### ROWS
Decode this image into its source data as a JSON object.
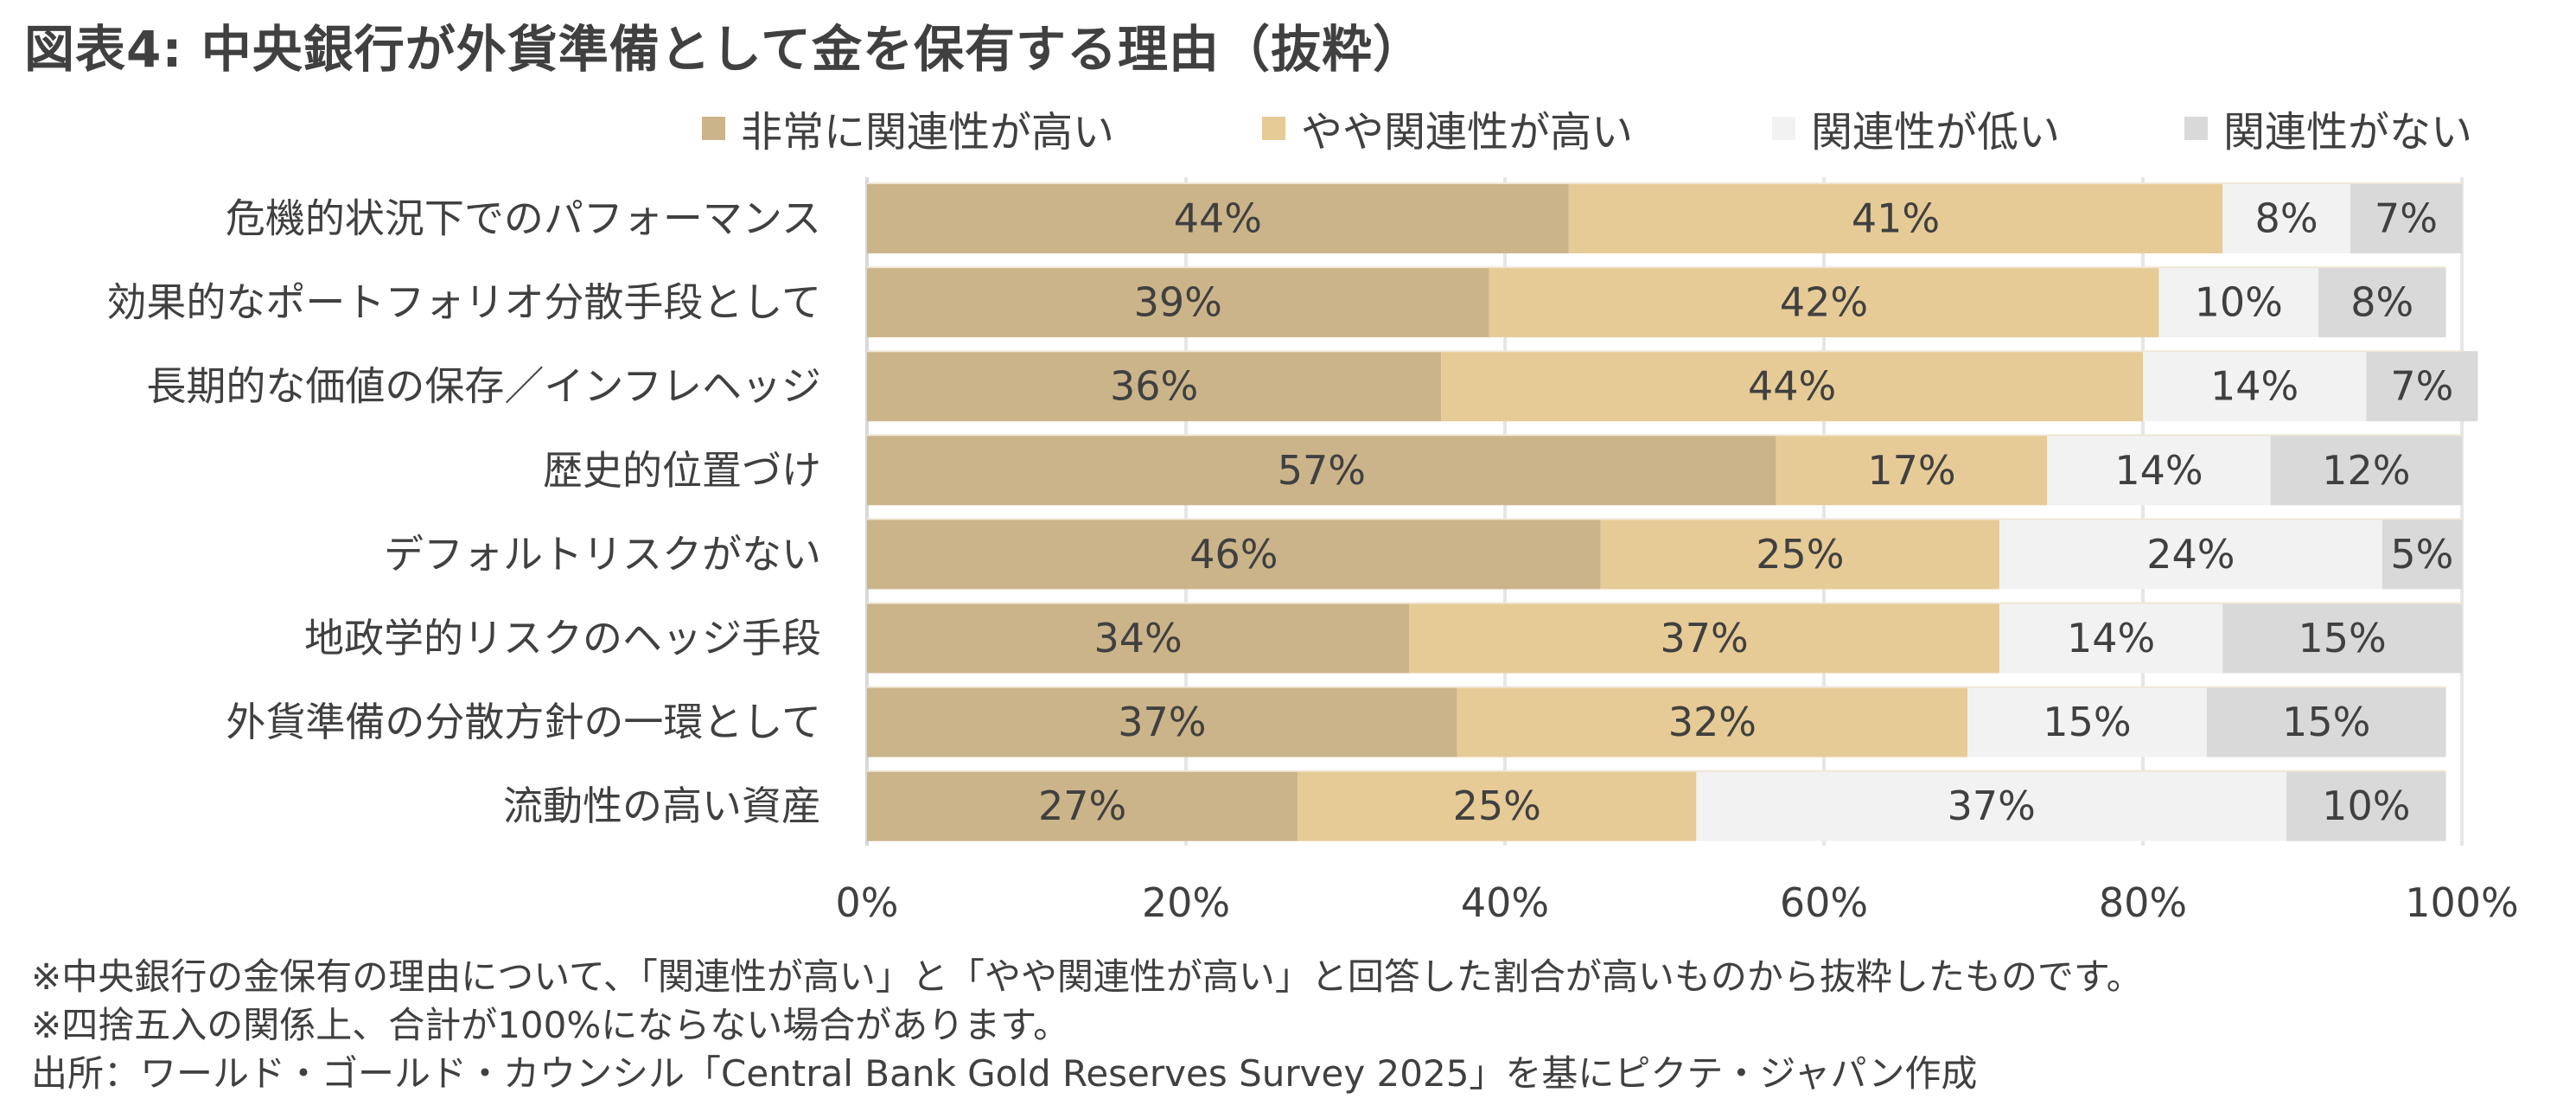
{
  "title": "図表4: 中央銀行が外貨準備として金を保有する理由（抜粋）",
  "chart_data": {
    "type": "bar",
    "orientation": "horizontal",
    "stacked": true,
    "title": "図表4: 中央銀行が外貨準備として金を保有する理由（抜粋）",
    "xlabel": "",
    "ylabel": "",
    "xlim": [
      0,
      100
    ],
    "x_ticks": [
      "0%",
      "20%",
      "40%",
      "60%",
      "80%",
      "100%"
    ],
    "x_tick_values": [
      0,
      20,
      40,
      60,
      80,
      100
    ],
    "grid": true,
    "legend_position": "top-right",
    "categories": [
      "危機的状況下でのパフォーマンス",
      "効果的なポートフォリオ分散手段として",
      "長期的な価値の保存／インフレヘッジ",
      "歴史的位置づけ",
      "デフォルトリスクがない",
      "地政学的リスクのヘッジ手段",
      "外貨準備の分散方針の一環として",
      "流動性の高い資産"
    ],
    "series": [
      {
        "name": "非常に関連性が高い",
        "color": "#CBB48A",
        "values": [
          44,
          39,
          36,
          57,
          46,
          34,
          37,
          27
        ]
      },
      {
        "name": "やや関連性が高い",
        "color": "#E6CB96",
        "values": [
          41,
          42,
          44,
          17,
          25,
          37,
          32,
          25
        ]
      },
      {
        "name": "関連性が低い",
        "color": "#F2F2F2",
        "values": [
          8,
          10,
          14,
          14,
          24,
          14,
          15,
          37
        ]
      },
      {
        "name": "関連性がない",
        "color": "#D9D9D9",
        "values": [
          7,
          8,
          7,
          12,
          5,
          15,
          15,
          10
        ]
      }
    ],
    "value_suffix": "%"
  },
  "notes": [
    "※中央銀行の金保有の理由について、「関連性が高い」と「やや関連性が高い」と回答した割合が高いものから抜粋したものです。",
    "※四捨五入の関係上、合計が100%にならない場合があります。",
    "出所：ワールド・ゴールド・カウンシル「Central Bank Gold Reserves Survey 2025」を基にピクテ・ジャパン作成"
  ]
}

### JOB
From the data above, write out everything exactly except the pictures.

### COMPLETE OUTPUT
Decode this image into its source data as a JSON object.
{
  "title": "図表4: 中央銀行が外貨準備として金を保有する理由（抜粋）",
  "chart_data": {
    "type": "bar",
    "orientation": "horizontal",
    "stacked": true,
    "title": "図表4: 中央銀行が外貨準備として金を保有する理由（抜粋）",
    "xlabel": "",
    "ylabel": "",
    "xlim": [
      0,
      100
    ],
    "x_ticks": [
      "0%",
      "20%",
      "40%",
      "60%",
      "80%",
      "100%"
    ],
    "x_tick_values": [
      0,
      20,
      40,
      60,
      80,
      100
    ],
    "grid": true,
    "legend_position": "top-right",
    "categories": [
      "危機的状況下でのパフォーマンス",
      "効果的なポートフォリオ分散手段として",
      "長期的な価値の保存／インフレヘッジ",
      "歴史的位置づけ",
      "デフォルトリスクがない",
      "地政学的リスクのヘッジ手段",
      "外貨準備の分散方針の一環として",
      "流動性の高い資産"
    ],
    "series": [
      {
        "name": "非常に関連性が高い",
        "color": "#CBB48A",
        "values": [
          44,
          39,
          36,
          57,
          46,
          34,
          37,
          27
        ]
      },
      {
        "name": "やや関連性が高い",
        "color": "#E6CB96",
        "values": [
          41,
          42,
          44,
          17,
          25,
          37,
          32,
          25
        ]
      },
      {
        "name": "関連性が低い",
        "color": "#F2F2F2",
        "values": [
          8,
          10,
          14,
          14,
          24,
          14,
          15,
          37
        ]
      },
      {
        "name": "関連性がない",
        "color": "#D9D9D9",
        "values": [
          7,
          8,
          7,
          12,
          5,
          15,
          15,
          10
        ]
      }
    ],
    "value_suffix": "%"
  },
  "notes": [
    "※中央銀行の金保有の理由について、「関連性が高い」と「やや関連性が高い」と回答した割合が高いものから抜粋したものです。",
    "※四捨五入の関係上、合計が100%にならない場合があります。",
    "出所：ワールド・ゴールド・カウンシル「Central Bank Gold Reserves Survey 2025」を基にピクテ・ジャパン作成"
  ]
}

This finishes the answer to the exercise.